"""
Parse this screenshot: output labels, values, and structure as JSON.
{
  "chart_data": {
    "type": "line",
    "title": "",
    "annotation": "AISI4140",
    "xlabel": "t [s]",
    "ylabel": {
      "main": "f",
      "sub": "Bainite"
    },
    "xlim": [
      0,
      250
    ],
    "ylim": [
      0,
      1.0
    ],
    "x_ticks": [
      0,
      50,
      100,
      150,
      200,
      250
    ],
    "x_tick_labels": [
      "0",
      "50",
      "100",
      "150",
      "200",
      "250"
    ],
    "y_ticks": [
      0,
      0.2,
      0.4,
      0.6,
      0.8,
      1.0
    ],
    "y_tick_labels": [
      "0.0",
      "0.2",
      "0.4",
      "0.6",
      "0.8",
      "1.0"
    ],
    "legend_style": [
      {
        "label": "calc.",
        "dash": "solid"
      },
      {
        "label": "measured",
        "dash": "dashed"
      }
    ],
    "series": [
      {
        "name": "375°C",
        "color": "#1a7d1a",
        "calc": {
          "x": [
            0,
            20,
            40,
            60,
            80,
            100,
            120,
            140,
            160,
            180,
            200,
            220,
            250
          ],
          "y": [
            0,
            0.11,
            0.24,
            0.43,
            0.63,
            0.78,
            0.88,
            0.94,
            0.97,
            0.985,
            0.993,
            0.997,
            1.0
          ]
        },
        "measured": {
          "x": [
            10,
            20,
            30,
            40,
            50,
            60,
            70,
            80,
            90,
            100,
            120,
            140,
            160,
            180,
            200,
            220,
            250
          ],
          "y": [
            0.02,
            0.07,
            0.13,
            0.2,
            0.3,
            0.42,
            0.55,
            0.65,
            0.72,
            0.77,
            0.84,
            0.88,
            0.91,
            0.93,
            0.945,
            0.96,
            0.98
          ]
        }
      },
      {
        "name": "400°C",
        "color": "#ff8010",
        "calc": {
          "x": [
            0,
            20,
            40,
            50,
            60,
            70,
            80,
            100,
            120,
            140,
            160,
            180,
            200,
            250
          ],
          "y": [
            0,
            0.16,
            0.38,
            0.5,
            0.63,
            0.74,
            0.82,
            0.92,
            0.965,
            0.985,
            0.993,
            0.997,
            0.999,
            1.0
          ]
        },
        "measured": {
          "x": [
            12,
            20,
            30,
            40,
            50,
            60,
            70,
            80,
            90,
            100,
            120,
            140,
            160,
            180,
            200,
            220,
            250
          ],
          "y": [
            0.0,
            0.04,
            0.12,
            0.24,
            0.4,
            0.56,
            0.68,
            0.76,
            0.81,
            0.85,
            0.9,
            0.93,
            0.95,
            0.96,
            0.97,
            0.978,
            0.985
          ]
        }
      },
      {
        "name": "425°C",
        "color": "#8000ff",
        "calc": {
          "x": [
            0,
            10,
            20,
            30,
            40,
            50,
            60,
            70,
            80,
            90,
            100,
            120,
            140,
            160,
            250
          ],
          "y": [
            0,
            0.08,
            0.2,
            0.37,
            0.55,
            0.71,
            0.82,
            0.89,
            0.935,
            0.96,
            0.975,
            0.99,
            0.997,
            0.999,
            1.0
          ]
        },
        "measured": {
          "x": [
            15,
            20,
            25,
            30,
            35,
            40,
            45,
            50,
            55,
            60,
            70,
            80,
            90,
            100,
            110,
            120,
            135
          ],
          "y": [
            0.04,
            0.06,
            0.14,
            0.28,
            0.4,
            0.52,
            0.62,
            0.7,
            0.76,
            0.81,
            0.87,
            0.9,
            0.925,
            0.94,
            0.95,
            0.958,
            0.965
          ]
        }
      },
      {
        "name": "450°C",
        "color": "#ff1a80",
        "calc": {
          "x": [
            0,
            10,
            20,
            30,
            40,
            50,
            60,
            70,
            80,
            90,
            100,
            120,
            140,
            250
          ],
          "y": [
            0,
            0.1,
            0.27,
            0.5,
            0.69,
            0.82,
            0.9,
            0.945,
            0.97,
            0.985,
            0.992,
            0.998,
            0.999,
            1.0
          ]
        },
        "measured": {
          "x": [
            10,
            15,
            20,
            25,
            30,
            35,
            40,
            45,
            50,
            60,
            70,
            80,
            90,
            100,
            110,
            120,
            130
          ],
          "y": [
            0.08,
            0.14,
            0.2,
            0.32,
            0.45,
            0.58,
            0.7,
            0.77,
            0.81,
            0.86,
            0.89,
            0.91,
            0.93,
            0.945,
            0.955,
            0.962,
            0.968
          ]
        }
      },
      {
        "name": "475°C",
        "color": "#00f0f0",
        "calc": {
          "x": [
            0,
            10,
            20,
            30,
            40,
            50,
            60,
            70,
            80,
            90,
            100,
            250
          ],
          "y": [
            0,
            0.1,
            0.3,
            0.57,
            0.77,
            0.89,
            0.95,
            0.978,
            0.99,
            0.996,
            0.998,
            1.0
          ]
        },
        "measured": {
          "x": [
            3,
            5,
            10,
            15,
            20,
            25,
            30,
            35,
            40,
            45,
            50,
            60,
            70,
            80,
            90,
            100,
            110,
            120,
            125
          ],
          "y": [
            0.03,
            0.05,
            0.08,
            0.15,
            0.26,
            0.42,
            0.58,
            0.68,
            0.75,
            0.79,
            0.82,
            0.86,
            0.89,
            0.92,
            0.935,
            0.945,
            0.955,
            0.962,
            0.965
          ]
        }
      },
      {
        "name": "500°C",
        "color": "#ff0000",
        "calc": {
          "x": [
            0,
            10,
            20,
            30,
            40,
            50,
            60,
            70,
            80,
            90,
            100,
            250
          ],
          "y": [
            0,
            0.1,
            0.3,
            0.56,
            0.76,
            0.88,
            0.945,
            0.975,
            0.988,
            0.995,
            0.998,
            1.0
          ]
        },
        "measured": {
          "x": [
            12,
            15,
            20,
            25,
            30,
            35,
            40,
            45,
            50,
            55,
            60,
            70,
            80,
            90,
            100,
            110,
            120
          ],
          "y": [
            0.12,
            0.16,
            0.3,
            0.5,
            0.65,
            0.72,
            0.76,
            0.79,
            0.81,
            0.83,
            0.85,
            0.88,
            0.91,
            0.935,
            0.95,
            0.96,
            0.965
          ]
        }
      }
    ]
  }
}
"""
- _GIVEN REQUEST_:
Please quote every record above exactly as it appears.

- _COMPLETED EXERCISE_:
Parse this screenshot: output labels, values, and structure as JSON.
{
  "chart_data": {
    "type": "line",
    "title": "",
    "annotation": "AISI4140",
    "xlabel": "t [s]",
    "ylabel": {
      "main": "f",
      "sub": "Bainite"
    },
    "xlim": [
      0,
      250
    ],
    "ylim": [
      0,
      1.0
    ],
    "x_ticks": [
      0,
      50,
      100,
      150,
      200,
      250
    ],
    "x_tick_labels": [
      "0",
      "50",
      "100",
      "150",
      "200",
      "250"
    ],
    "y_ticks": [
      0,
      0.2,
      0.4,
      0.6,
      0.8,
      1.0
    ],
    "y_tick_labels": [
      "0.0",
      "0.2",
      "0.4",
      "0.6",
      "0.8",
      "1.0"
    ],
    "legend_style": [
      {
        "label": "calc.",
        "dash": "solid"
      },
      {
        "label": "measured",
        "dash": "dashed"
      }
    ],
    "series": [
      {
        "name": "375°C",
        "color": "#1a7d1a",
        "calc": {
          "x": [
            0,
            20,
            40,
            60,
            80,
            100,
            120,
            140,
            160,
            180,
            200,
            220,
            250
          ],
          "y": [
            0,
            0.11,
            0.24,
            0.43,
            0.63,
            0.78,
            0.88,
            0.94,
            0.97,
            0.985,
            0.993,
            0.997,
            1.0
          ]
        },
        "measured": {
          "x": [
            10,
            20,
            30,
            40,
            50,
            60,
            70,
            80,
            90,
            100,
            120,
            140,
            160,
            180,
            200,
            220,
            250
          ],
          "y": [
            0.02,
            0.07,
            0.13,
            0.2,
            0.3,
            0.42,
            0.55,
            0.65,
            0.72,
            0.77,
            0.84,
            0.88,
            0.91,
            0.93,
            0.945,
            0.96,
            0.98
          ]
        }
      },
      {
        "name": "400°C",
        "color": "#ff8010",
        "calc": {
          "x": [
            0,
            20,
            40,
            50,
            60,
            70,
            80,
            100,
            120,
            140,
            160,
            180,
            200,
            250
          ],
          "y": [
            0,
            0.16,
            0.38,
            0.5,
            0.63,
            0.74,
            0.82,
            0.92,
            0.965,
            0.985,
            0.993,
            0.997,
            0.999,
            1.0
          ]
        },
        "measured": {
          "x": [
            12,
            20,
            30,
            40,
            50,
            60,
            70,
            80,
            90,
            100,
            120,
            140,
            160,
            180,
            200,
            220,
            250
          ],
          "y": [
            0.0,
            0.04,
            0.12,
            0.24,
            0.4,
            0.56,
            0.68,
            0.76,
            0.81,
            0.85,
            0.9,
            0.93,
            0.95,
            0.96,
            0.97,
            0.978,
            0.985
          ]
        }
      },
      {
        "name": "425°C",
        "color": "#8000ff",
        "calc": {
          "x": [
            0,
            10,
            20,
            30,
            40,
            50,
            60,
            70,
            80,
            90,
            100,
            120,
            140,
            160,
            250
          ],
          "y": [
            0,
            0.08,
            0.2,
            0.37,
            0.55,
            0.71,
            0.82,
            0.89,
            0.935,
            0.96,
            0.975,
            0.99,
            0.997,
            0.999,
            1.0
          ]
        },
        "measured": {
          "x": [
            15,
            20,
            25,
            30,
            35,
            40,
            45,
            50,
            55,
            60,
            70,
            80,
            90,
            100,
            110,
            120,
            135
          ],
          "y": [
            0.04,
            0.06,
            0.14,
            0.28,
            0.4,
            0.52,
            0.62,
            0.7,
            0.76,
            0.81,
            0.87,
            0.9,
            0.925,
            0.94,
            0.95,
            0.958,
            0.965
          ]
        }
      },
      {
        "name": "450°C",
        "color": "#ff1a80",
        "calc": {
          "x": [
            0,
            10,
            20,
            30,
            40,
            50,
            60,
            70,
            80,
            90,
            100,
            120,
            140,
            250
          ],
          "y": [
            0,
            0.1,
            0.27,
            0.5,
            0.69,
            0.82,
            0.9,
            0.945,
            0.97,
            0.985,
            0.992,
            0.998,
            0.999,
            1.0
          ]
        },
        "measured": {
          "x": [
            10,
            15,
            20,
            25,
            30,
            35,
            40,
            45,
            50,
            60,
            70,
            80,
            90,
            100,
            110,
            120,
            130
          ],
          "y": [
            0.08,
            0.14,
            0.2,
            0.32,
            0.45,
            0.58,
            0.7,
            0.77,
            0.81,
            0.86,
            0.89,
            0.91,
            0.93,
            0.945,
            0.955,
            0.962,
            0.968
          ]
        }
      },
      {
        "name": "475°C",
        "color": "#00f0f0",
        "calc": {
          "x": [
            0,
            10,
            20,
            30,
            40,
            50,
            60,
            70,
            80,
            90,
            100,
            250
          ],
          "y": [
            0,
            0.1,
            0.3,
            0.57,
            0.77,
            0.89,
            0.95,
            0.978,
            0.99,
            0.996,
            0.998,
            1.0
          ]
        },
        "measured": {
          "x": [
            3,
            5,
            10,
            15,
            20,
            25,
            30,
            35,
            40,
            45,
            50,
            60,
            70,
            80,
            90,
            100,
            110,
            120,
            125
          ],
          "y": [
            0.03,
            0.05,
            0.08,
            0.15,
            0.26,
            0.42,
            0.58,
            0.68,
            0.75,
            0.79,
            0.82,
            0.86,
            0.89,
            0.92,
            0.935,
            0.945,
            0.955,
            0.962,
            0.965
          ]
        }
      },
      {
        "name": "500°C",
        "color": "#ff0000",
        "calc": {
          "x": [
            0,
            10,
            20,
            30,
            40,
            50,
            60,
            70,
            80,
            90,
            100,
            250
          ],
          "y": [
            0,
            0.1,
            0.3,
            0.56,
            0.76,
            0.88,
            0.945,
            0.975,
            0.988,
            0.995,
            0.998,
            1.0
          ]
        },
        "measured": {
          "x": [
            12,
            15,
            20,
            25,
            30,
            35,
            40,
            45,
            50,
            55,
            60,
            70,
            80,
            90,
            100,
            110,
            120
          ],
          "y": [
            0.12,
            0.16,
            0.3,
            0.5,
            0.65,
            0.72,
            0.76,
            0.79,
            0.81,
            0.83,
            0.85,
            0.88,
            0.91,
            0.935,
            0.95,
            0.96,
            0.965
          ]
        }
      }
    ]
  }
}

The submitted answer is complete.